[START DATA PROVIDED]

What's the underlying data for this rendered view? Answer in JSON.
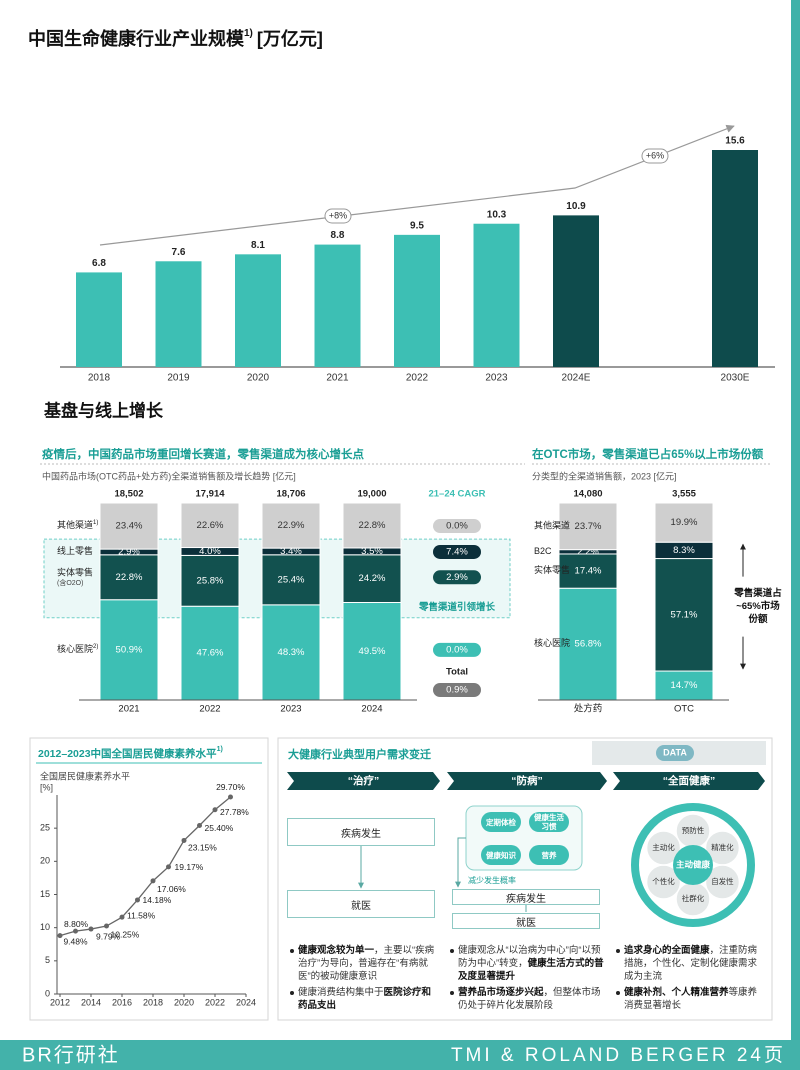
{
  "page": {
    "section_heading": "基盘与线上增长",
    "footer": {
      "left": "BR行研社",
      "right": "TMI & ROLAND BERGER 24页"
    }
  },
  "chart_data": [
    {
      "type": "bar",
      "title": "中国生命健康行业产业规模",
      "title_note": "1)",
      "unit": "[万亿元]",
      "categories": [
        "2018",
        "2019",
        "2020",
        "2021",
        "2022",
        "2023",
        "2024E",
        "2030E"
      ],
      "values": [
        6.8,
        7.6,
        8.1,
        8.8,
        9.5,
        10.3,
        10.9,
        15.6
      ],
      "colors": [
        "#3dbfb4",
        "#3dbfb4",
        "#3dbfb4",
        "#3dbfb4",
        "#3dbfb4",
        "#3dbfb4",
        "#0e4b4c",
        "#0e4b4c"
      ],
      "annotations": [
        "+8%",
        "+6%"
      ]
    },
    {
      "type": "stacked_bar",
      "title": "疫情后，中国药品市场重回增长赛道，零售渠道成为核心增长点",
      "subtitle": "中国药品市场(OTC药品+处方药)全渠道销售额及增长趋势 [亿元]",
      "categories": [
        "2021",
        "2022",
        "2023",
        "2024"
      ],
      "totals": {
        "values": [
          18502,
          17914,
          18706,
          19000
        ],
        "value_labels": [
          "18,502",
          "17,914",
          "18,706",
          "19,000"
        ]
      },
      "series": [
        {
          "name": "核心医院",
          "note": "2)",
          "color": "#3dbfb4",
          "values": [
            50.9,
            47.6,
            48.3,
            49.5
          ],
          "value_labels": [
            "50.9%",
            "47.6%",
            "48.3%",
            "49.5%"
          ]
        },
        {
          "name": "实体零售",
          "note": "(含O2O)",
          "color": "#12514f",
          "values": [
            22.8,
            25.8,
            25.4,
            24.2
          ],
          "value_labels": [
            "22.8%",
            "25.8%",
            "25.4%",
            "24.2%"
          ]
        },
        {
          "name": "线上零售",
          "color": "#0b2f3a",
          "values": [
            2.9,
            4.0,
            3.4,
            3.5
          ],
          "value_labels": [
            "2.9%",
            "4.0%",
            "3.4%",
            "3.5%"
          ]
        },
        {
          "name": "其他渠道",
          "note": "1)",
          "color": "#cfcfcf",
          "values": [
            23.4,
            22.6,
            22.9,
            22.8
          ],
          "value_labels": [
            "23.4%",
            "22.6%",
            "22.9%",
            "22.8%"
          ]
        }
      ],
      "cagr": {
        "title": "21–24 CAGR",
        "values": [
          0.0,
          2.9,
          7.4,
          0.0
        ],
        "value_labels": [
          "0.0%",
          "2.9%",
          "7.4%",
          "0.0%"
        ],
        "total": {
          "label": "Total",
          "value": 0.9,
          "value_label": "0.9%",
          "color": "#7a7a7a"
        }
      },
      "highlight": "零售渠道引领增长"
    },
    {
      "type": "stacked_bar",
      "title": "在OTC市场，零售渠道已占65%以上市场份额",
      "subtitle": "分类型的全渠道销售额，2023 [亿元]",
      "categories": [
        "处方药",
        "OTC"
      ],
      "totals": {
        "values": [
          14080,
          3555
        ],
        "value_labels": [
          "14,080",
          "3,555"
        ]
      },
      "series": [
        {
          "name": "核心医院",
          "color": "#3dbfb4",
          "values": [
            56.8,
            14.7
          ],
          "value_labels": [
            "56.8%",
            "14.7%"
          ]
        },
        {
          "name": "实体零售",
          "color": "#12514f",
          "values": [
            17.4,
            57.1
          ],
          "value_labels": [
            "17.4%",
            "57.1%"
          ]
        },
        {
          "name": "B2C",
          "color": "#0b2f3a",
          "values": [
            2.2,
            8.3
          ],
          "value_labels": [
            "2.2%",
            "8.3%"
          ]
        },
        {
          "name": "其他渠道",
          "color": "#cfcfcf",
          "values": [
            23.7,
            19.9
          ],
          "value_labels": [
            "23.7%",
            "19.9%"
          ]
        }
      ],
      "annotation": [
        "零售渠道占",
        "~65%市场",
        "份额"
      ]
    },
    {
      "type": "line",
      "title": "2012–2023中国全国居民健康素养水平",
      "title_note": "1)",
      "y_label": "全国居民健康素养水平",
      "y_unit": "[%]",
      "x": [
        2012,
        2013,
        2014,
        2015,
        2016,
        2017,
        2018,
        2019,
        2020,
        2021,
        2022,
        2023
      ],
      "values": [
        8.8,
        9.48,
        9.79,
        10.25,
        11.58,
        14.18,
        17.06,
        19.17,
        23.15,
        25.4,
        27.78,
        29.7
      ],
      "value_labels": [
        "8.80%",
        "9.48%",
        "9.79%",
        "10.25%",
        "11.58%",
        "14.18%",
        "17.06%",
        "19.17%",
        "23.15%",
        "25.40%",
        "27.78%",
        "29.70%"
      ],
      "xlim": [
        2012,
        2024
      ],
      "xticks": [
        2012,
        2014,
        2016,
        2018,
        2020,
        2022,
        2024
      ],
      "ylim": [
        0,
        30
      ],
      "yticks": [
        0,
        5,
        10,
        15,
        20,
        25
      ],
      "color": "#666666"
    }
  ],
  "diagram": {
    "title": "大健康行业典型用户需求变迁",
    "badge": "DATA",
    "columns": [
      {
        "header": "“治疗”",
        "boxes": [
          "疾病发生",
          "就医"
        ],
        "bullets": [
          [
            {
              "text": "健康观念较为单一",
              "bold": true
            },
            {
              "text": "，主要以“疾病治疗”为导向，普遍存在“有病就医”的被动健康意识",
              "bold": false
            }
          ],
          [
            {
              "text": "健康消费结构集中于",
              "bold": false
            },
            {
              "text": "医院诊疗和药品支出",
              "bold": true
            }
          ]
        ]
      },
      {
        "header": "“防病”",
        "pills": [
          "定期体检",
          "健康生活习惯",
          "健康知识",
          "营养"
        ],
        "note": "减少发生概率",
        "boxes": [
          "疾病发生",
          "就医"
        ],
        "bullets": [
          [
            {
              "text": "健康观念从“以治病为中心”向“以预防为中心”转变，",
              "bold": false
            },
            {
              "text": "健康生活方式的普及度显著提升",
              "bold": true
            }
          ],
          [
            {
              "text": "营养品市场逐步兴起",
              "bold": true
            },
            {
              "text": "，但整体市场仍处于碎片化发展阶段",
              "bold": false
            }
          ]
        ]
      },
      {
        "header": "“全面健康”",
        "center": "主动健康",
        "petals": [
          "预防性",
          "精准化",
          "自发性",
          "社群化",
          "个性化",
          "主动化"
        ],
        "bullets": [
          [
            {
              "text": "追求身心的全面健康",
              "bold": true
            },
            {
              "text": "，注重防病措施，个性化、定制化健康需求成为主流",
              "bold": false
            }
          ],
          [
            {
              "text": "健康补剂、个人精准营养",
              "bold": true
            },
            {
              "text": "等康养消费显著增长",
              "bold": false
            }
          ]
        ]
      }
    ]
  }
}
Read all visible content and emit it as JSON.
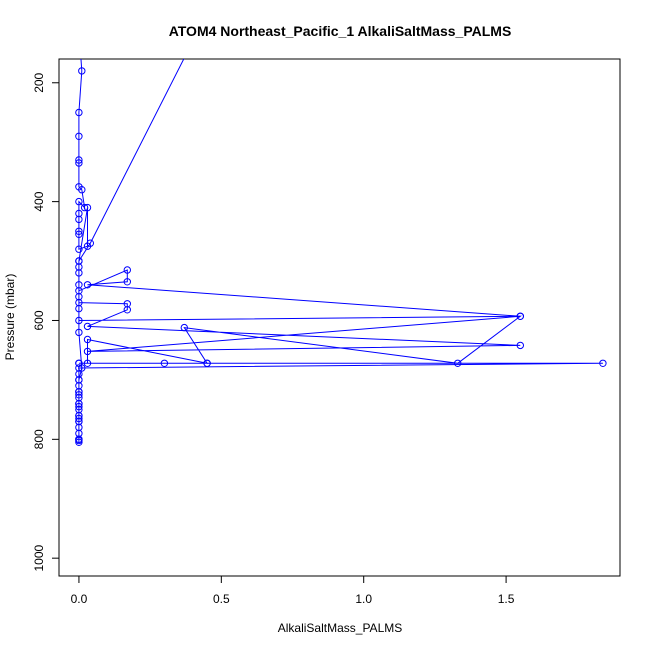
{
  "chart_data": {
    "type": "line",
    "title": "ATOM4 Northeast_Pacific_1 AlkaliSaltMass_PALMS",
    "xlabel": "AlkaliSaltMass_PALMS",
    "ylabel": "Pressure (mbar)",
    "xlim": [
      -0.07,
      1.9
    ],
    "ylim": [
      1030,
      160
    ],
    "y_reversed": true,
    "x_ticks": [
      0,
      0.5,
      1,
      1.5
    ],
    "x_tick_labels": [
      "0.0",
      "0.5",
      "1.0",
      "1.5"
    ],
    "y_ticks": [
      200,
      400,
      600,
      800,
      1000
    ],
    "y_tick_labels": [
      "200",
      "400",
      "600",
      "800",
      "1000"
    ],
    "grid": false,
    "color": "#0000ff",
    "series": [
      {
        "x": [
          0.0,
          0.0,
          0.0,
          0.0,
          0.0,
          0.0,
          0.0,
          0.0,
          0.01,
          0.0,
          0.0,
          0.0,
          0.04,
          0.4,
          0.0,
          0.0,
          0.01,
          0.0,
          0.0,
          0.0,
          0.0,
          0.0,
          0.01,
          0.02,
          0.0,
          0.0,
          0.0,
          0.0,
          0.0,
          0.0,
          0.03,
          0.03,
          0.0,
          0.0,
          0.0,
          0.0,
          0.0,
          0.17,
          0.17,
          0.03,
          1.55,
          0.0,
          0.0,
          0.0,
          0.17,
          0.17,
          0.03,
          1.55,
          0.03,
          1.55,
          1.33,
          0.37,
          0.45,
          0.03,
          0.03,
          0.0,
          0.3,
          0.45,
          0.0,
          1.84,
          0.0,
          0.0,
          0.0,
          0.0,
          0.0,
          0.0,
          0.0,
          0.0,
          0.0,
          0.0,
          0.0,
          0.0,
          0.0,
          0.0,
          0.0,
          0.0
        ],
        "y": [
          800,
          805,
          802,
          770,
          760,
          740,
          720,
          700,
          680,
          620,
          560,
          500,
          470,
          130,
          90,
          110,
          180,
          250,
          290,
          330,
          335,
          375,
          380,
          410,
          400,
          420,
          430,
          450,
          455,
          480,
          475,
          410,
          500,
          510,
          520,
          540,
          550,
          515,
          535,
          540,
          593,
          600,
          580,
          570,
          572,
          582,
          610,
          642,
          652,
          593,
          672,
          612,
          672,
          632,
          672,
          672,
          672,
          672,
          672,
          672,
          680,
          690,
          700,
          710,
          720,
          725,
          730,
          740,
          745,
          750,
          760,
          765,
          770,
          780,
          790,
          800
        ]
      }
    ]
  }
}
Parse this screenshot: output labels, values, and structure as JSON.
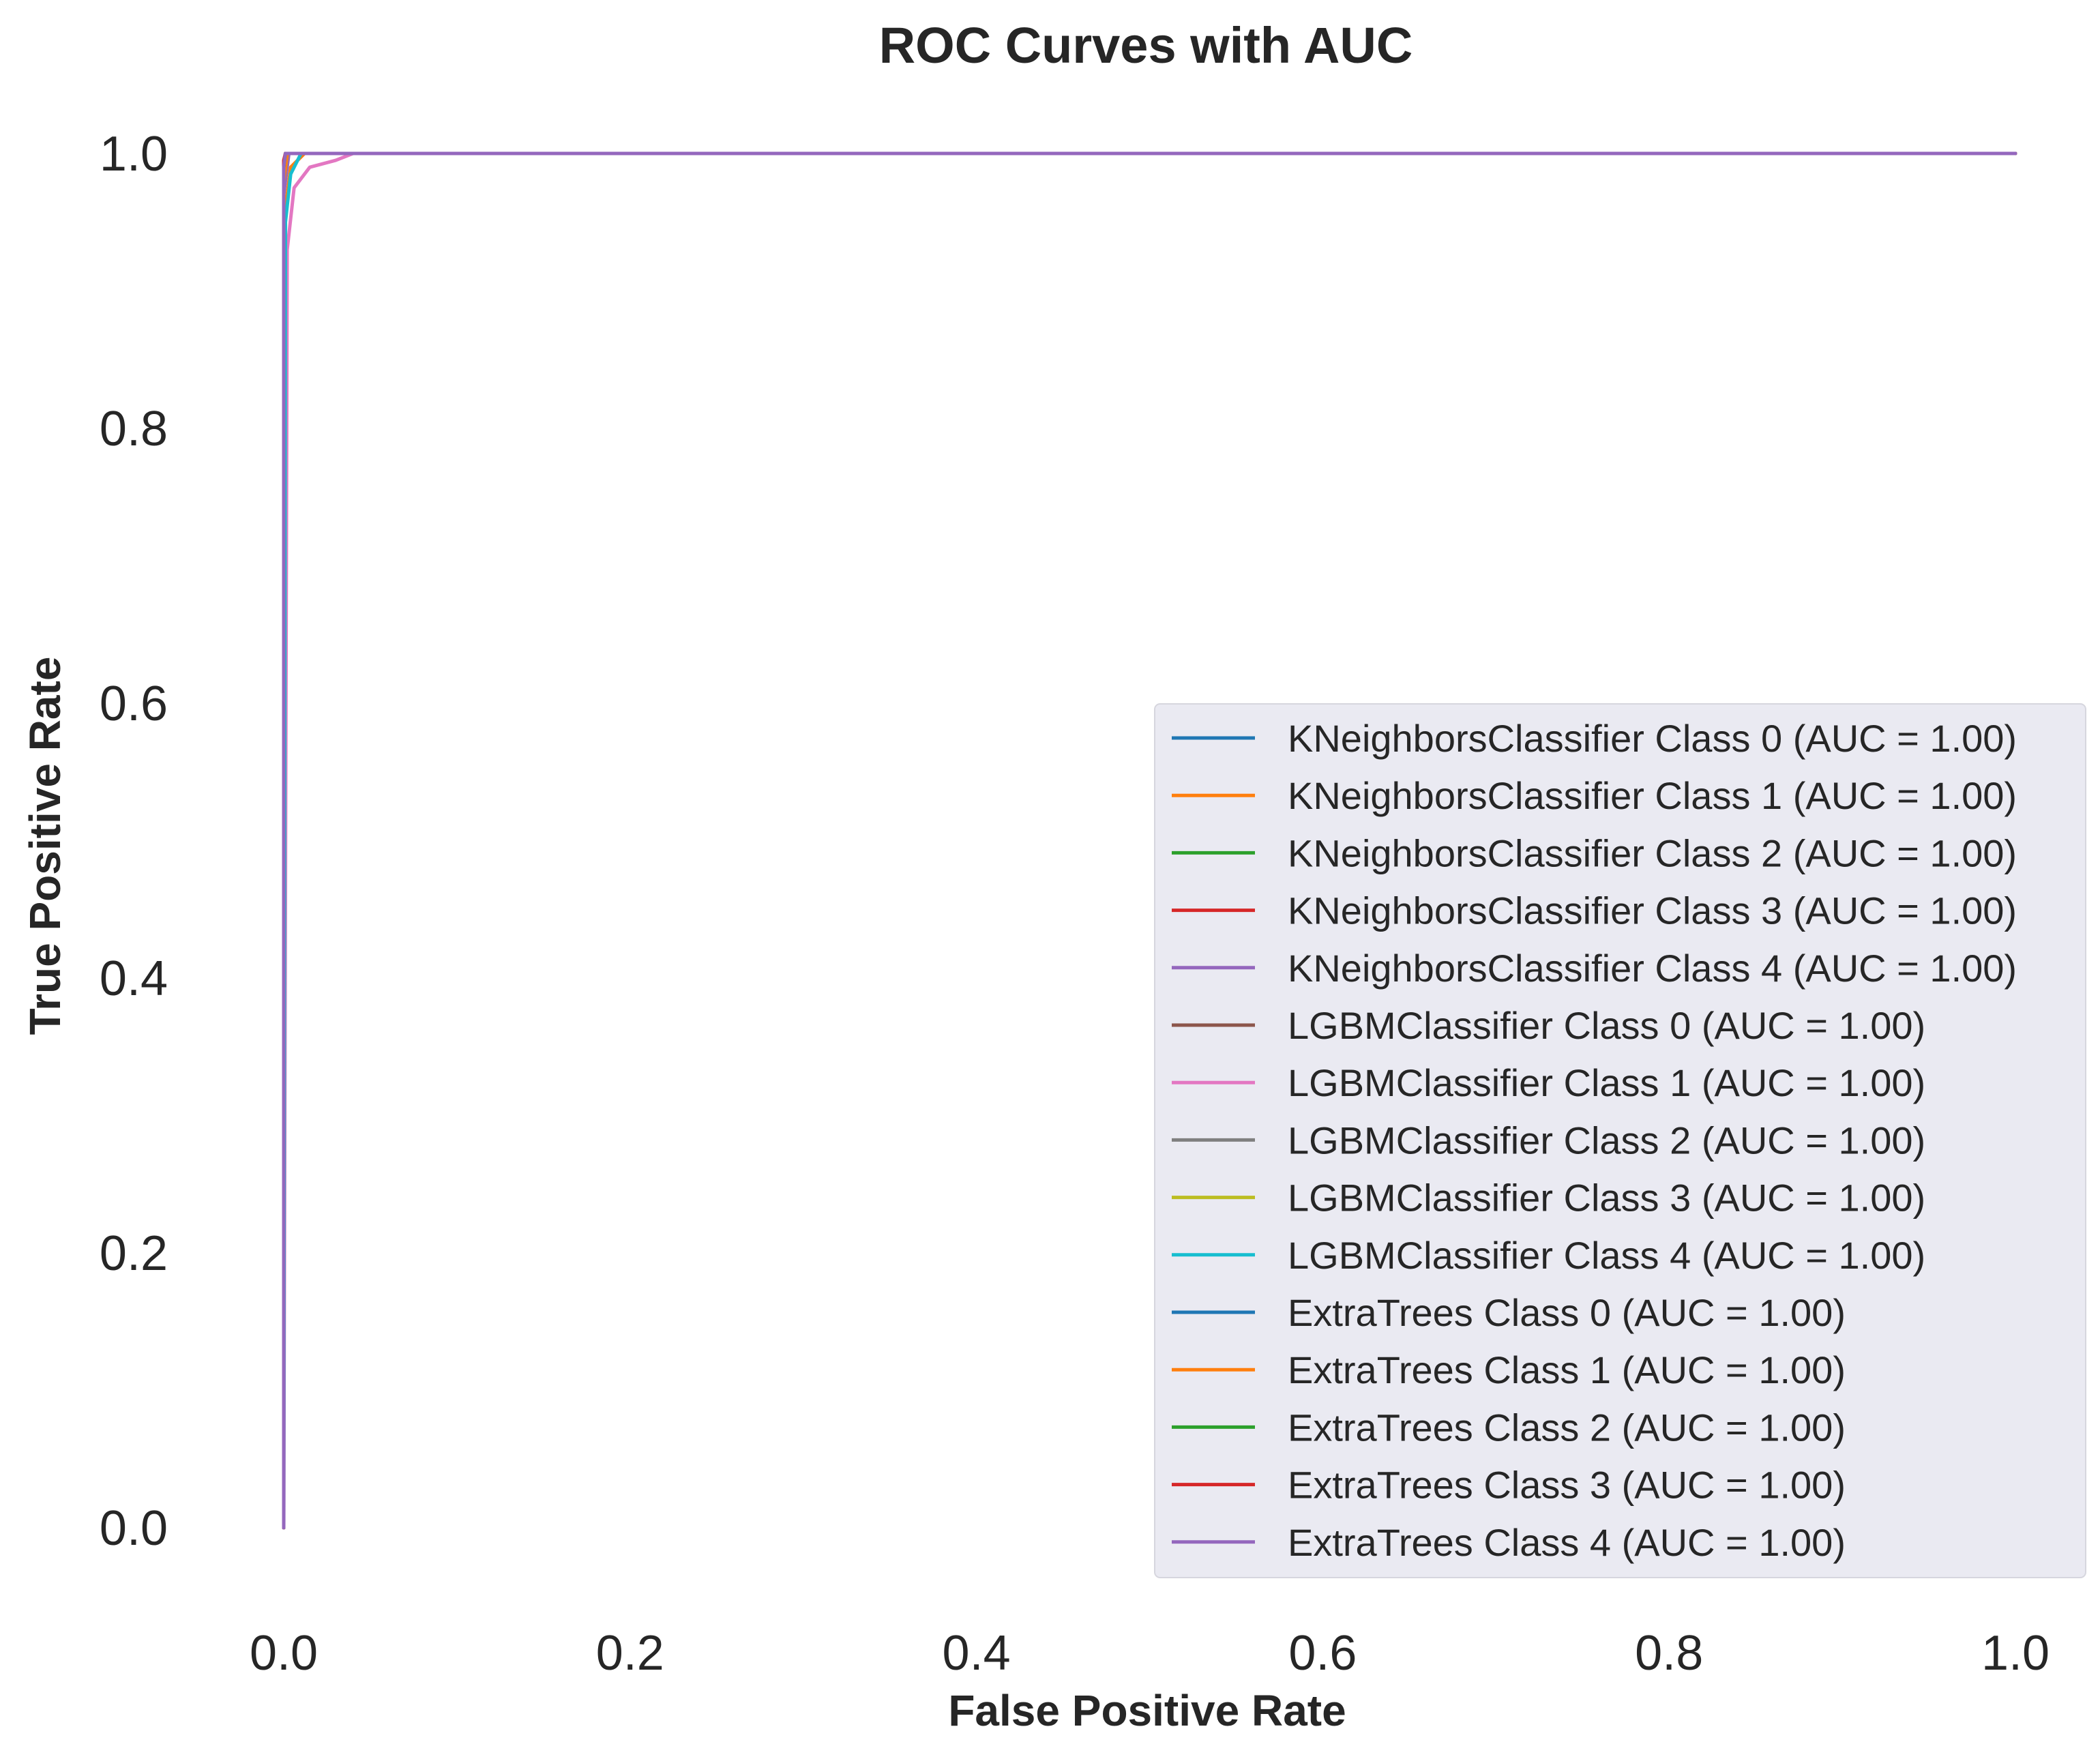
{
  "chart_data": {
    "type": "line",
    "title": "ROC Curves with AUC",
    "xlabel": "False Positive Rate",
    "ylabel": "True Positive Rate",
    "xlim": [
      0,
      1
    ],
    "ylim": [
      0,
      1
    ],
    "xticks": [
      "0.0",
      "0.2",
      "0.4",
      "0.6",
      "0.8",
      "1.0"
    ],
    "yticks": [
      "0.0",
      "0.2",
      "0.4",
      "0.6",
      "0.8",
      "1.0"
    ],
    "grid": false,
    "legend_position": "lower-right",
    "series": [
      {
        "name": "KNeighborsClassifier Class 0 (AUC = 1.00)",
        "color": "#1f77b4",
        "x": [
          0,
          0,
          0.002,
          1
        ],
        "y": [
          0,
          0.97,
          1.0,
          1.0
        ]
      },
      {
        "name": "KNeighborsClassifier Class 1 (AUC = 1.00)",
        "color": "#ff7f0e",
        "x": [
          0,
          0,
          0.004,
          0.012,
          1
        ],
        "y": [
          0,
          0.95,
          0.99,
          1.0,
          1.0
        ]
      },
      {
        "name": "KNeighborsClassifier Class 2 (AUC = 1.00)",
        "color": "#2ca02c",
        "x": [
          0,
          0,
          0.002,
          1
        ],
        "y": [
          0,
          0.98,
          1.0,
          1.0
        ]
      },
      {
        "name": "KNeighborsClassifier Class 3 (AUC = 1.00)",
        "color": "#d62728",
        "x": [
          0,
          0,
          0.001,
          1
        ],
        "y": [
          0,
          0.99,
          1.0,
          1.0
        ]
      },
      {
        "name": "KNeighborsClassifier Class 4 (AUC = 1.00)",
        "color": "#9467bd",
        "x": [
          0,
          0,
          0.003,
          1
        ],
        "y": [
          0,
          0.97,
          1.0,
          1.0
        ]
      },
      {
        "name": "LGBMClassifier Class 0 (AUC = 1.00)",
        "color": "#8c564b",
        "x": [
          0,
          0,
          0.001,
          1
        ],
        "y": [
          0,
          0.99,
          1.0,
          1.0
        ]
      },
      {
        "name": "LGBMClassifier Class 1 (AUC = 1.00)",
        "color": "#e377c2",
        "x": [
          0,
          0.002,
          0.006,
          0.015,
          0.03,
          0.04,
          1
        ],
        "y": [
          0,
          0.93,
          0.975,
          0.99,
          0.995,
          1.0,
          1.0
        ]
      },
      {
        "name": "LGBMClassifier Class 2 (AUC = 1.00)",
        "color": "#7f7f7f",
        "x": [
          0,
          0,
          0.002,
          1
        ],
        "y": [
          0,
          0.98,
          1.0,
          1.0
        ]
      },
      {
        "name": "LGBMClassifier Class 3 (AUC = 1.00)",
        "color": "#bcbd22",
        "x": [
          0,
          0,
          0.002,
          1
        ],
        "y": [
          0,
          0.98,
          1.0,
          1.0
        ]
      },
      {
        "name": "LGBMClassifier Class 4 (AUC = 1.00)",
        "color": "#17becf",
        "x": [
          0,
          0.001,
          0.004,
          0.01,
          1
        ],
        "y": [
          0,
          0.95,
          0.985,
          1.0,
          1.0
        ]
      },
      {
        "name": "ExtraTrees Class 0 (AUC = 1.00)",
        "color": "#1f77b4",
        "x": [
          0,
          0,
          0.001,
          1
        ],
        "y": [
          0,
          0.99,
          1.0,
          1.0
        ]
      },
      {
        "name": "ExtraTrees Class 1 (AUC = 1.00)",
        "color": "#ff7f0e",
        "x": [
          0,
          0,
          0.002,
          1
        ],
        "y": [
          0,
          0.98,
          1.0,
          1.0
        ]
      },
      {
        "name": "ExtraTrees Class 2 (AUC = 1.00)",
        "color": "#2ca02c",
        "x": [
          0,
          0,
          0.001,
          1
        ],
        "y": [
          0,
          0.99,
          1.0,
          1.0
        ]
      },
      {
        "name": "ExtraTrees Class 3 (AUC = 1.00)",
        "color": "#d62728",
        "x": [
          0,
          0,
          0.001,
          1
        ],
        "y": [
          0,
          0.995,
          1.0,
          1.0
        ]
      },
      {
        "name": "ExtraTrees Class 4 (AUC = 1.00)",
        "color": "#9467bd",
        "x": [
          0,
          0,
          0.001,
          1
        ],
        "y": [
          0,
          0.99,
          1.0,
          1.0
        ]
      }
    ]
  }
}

[END DATA PROVIDED]

■ CHALLENGE ■
Above are the records. Identify each line that contains the word "KNeighborsClassifier".

■ TASK RESPONSE ■
        "name": "KNeighborsClassifier Class 0 (AUC = 1.00)",
        "name": "KNeighborsClassifier Class 1 (AUC = 1.00)",
        "name": "KNeighborsClassifier Class 2 (AUC = 1.00)",
        "name": "KNeighborsClassifier Class 3 (AUC = 1.00)",
        "name": "KNeighborsClassifier Class 4 (AUC = 1.00)",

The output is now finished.